> DATASET EXCERPTS:
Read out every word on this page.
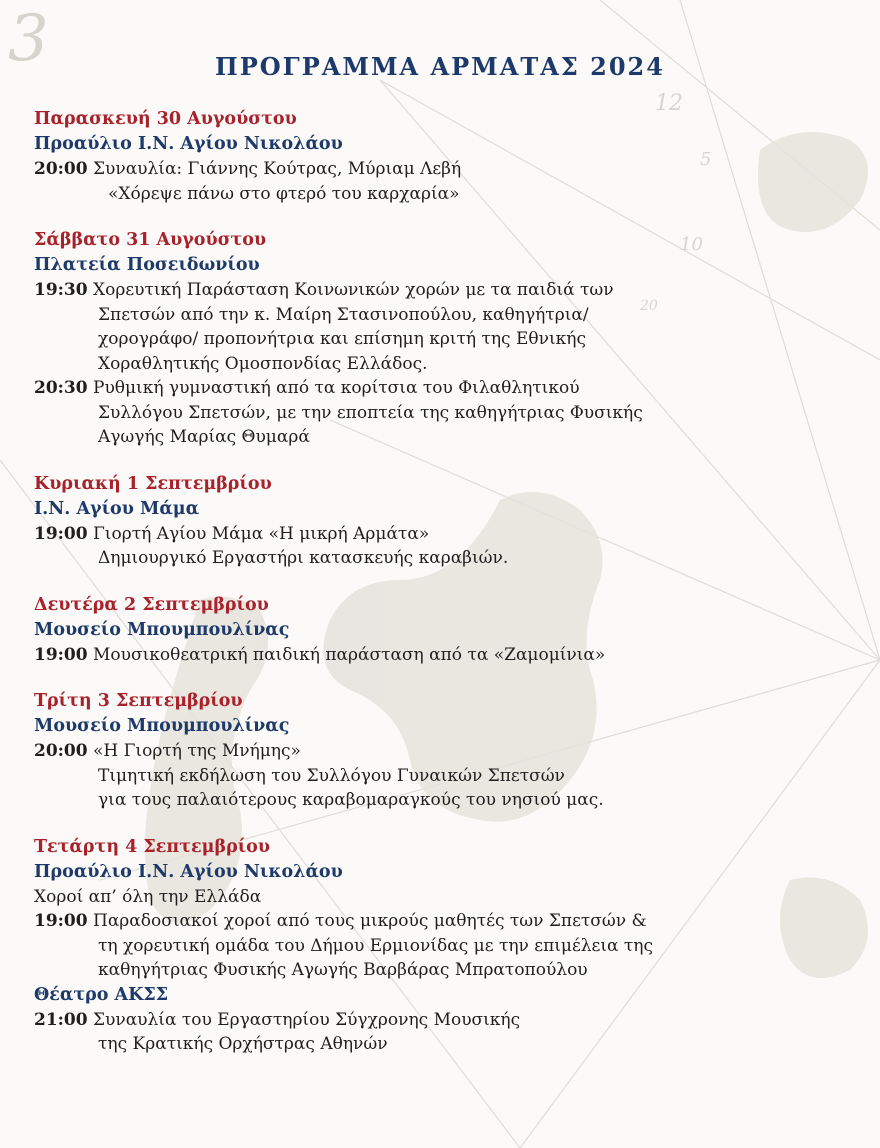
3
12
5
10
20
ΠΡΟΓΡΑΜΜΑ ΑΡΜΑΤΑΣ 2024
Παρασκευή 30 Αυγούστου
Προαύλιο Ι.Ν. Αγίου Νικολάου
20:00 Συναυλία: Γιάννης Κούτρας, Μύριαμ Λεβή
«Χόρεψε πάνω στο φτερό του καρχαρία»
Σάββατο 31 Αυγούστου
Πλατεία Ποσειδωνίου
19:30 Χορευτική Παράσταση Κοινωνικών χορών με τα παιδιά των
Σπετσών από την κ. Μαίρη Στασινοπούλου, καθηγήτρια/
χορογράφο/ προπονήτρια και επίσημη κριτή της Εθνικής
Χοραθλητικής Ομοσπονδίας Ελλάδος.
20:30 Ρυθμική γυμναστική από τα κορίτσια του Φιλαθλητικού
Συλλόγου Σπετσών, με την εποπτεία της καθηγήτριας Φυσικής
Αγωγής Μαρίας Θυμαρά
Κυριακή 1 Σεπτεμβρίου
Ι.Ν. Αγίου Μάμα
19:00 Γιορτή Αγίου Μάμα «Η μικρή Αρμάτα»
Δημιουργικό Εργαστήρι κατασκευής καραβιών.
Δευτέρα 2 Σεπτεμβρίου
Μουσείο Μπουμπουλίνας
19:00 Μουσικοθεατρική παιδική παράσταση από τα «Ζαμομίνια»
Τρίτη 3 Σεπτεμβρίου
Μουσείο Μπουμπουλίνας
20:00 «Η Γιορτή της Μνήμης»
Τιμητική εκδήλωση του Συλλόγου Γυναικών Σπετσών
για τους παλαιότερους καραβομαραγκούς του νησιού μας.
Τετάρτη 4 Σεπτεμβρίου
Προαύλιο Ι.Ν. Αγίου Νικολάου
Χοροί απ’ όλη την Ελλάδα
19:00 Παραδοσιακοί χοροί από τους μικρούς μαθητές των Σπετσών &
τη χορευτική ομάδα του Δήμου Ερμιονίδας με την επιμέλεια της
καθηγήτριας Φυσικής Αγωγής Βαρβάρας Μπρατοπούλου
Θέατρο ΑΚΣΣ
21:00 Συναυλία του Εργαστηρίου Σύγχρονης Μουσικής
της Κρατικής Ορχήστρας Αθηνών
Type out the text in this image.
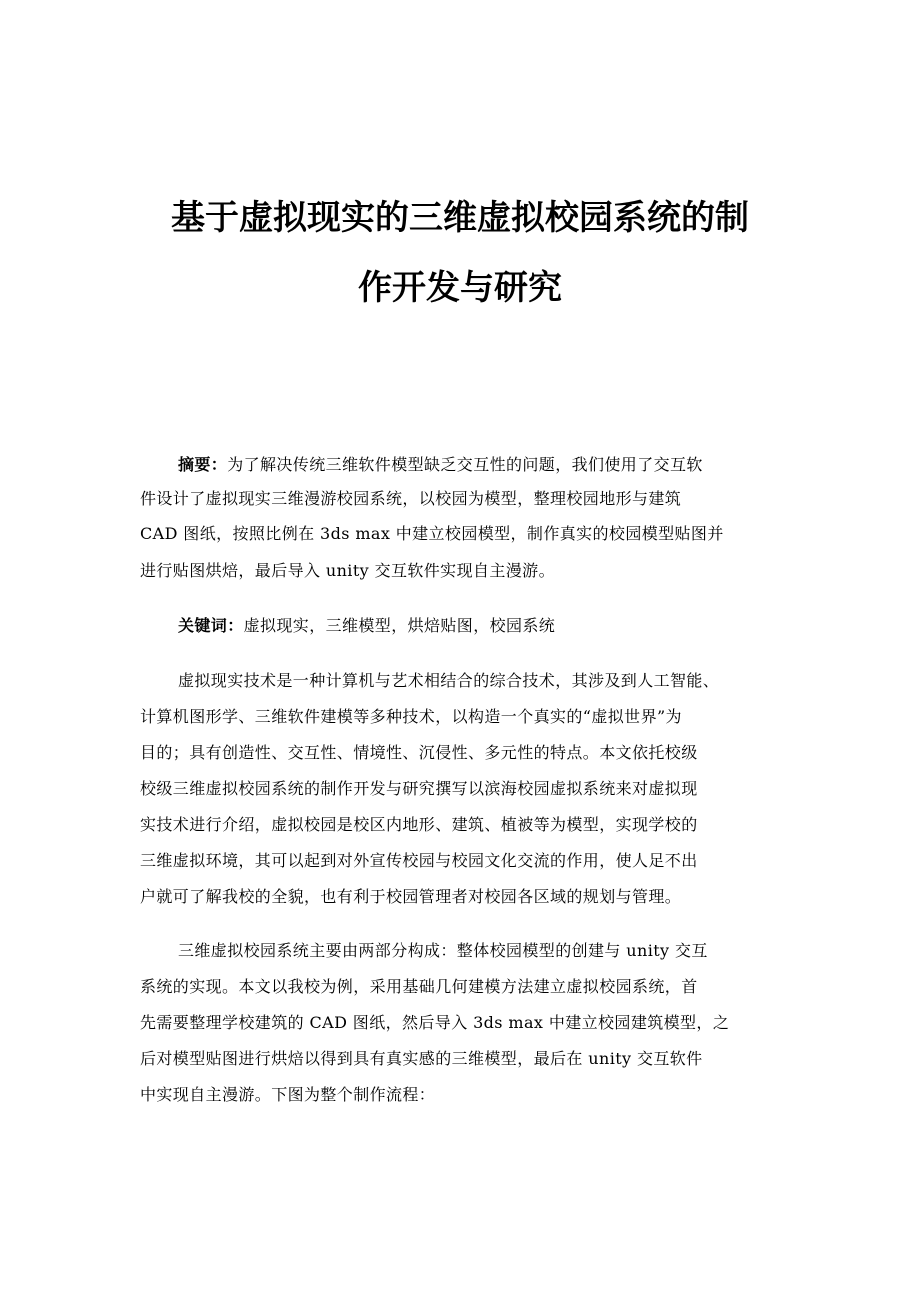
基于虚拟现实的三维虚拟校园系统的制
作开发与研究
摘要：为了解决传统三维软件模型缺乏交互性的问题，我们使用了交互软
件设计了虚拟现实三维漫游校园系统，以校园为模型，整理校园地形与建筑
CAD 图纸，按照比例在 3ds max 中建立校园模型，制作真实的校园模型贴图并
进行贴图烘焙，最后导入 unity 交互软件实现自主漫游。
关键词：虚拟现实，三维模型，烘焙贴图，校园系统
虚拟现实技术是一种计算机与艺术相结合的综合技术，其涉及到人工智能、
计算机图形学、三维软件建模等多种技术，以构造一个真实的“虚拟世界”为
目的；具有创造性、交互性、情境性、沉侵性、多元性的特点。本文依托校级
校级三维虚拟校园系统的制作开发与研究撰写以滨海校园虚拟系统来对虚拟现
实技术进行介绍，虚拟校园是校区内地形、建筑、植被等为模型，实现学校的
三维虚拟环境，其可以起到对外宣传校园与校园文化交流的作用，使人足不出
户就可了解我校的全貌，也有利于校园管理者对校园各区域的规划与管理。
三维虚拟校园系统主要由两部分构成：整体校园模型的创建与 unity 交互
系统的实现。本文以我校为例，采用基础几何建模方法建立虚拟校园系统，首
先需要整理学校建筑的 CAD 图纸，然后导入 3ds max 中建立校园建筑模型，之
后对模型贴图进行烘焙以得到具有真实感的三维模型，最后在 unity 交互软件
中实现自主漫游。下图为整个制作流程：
---
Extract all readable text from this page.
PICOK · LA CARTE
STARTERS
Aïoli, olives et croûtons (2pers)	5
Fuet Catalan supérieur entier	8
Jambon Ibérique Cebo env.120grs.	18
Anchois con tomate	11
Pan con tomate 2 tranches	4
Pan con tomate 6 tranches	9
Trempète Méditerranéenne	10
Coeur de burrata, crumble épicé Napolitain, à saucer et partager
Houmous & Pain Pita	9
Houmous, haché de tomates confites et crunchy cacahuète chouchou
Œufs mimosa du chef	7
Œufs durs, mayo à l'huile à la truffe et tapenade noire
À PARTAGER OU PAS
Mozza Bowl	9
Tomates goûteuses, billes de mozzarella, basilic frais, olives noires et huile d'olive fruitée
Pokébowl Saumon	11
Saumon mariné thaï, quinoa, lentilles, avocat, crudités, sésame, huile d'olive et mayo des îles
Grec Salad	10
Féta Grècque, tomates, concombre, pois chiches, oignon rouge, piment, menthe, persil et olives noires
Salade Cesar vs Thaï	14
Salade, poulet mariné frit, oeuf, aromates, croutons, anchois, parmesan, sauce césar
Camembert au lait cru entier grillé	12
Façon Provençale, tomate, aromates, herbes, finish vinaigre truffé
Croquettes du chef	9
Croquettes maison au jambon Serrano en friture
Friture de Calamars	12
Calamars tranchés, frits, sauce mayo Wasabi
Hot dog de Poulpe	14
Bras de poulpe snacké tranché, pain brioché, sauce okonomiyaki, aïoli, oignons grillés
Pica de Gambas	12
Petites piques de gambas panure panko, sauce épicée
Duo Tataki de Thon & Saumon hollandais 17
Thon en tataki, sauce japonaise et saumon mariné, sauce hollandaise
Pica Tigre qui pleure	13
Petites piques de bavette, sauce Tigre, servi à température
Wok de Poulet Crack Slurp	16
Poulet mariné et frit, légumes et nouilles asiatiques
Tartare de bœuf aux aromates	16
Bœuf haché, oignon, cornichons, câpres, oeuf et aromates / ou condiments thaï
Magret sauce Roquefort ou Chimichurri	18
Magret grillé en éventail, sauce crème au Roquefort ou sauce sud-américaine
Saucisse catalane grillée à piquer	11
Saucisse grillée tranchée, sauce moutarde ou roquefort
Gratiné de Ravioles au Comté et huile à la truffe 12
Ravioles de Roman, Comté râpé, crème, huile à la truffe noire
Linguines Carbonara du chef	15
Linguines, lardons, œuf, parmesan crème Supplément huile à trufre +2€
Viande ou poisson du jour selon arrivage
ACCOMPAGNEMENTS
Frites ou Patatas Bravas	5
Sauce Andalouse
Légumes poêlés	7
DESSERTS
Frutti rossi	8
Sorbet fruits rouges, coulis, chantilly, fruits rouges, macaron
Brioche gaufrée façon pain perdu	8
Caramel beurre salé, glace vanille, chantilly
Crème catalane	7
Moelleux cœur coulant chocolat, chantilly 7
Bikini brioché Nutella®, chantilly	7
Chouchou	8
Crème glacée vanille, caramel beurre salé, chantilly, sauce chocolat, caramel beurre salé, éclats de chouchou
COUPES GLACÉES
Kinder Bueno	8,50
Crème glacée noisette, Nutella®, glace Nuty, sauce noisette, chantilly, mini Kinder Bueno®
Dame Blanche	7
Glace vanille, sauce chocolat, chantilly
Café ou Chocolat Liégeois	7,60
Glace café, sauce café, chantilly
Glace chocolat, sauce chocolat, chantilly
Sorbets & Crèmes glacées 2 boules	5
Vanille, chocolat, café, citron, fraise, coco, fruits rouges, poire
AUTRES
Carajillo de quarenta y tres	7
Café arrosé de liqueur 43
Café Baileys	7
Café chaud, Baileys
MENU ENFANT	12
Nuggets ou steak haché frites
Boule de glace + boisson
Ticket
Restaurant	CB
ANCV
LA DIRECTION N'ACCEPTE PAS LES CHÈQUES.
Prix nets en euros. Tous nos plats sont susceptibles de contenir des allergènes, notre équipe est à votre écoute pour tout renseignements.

> GIVEN INSTRUCTION: Pull out all lines from the entries above that include the word "catalane".

> OUTPUT FOR THIS TASK:
Saucisse catalane grillée à piquer	11
Crème catalane	7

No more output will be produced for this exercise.